## Start Data shown

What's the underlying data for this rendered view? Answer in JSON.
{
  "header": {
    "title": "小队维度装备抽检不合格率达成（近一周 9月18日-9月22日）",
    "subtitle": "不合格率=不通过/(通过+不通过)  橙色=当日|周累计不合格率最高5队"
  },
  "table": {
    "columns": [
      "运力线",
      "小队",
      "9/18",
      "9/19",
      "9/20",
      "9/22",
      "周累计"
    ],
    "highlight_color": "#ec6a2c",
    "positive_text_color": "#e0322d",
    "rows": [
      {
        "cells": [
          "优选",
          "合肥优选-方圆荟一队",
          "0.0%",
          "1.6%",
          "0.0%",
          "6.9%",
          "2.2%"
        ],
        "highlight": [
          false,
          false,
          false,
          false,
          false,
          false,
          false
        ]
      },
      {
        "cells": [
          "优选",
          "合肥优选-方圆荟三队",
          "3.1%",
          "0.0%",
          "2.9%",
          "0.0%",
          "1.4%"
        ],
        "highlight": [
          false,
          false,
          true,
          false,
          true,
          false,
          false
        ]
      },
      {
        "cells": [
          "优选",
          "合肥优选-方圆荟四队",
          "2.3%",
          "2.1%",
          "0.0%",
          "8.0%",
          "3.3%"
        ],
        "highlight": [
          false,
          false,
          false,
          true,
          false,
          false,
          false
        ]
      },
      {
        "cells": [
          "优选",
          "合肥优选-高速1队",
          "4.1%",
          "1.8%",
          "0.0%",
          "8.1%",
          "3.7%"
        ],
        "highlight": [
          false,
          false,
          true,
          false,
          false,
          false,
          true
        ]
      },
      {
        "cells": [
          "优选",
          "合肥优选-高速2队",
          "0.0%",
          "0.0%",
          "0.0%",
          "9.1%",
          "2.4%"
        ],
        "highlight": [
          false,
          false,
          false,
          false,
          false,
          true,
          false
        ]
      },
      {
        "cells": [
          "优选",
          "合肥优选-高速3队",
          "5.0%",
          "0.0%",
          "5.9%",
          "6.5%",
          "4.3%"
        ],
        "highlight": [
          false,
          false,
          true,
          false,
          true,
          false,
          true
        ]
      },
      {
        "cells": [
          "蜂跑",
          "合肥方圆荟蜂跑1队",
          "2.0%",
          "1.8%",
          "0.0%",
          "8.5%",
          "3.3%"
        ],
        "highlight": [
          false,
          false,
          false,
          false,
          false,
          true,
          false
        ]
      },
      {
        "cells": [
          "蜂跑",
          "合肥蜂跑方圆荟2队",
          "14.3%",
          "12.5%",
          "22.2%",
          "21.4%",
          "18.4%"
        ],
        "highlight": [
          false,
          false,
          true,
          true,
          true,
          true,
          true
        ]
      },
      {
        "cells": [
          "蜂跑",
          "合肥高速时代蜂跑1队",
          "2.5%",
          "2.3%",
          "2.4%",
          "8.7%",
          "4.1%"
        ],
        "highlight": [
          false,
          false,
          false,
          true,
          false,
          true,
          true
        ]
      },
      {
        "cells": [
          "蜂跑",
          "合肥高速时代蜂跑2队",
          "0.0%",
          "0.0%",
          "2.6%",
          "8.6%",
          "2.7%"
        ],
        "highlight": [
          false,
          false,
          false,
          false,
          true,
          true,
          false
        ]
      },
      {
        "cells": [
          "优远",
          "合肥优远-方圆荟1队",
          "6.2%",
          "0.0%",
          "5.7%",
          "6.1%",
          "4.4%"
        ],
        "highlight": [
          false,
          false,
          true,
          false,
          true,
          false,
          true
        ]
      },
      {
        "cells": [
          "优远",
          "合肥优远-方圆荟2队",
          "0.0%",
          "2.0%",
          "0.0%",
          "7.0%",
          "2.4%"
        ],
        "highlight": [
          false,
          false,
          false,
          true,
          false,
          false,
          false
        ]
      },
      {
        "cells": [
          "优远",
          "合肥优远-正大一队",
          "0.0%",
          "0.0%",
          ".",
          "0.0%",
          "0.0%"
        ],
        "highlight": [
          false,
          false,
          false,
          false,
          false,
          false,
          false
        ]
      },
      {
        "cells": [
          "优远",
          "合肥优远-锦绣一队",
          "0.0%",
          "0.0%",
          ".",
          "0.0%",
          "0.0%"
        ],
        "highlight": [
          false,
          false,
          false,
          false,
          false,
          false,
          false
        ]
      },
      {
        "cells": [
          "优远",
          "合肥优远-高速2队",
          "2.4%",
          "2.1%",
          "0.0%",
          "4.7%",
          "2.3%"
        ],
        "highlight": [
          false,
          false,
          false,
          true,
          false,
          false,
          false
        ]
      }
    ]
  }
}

## End Data shown

**Task to carry out:** Every line in the data that holds "合肥优选" should be copied out.

**Task solution:**
          "合肥优选-方圆荟一队",
          "合肥优选-方圆荟三队",
          "合肥优选-方圆荟四队",
          "合肥优选-高速1队",
          "合肥优选-高速2队",
          "合肥优选-高速3队",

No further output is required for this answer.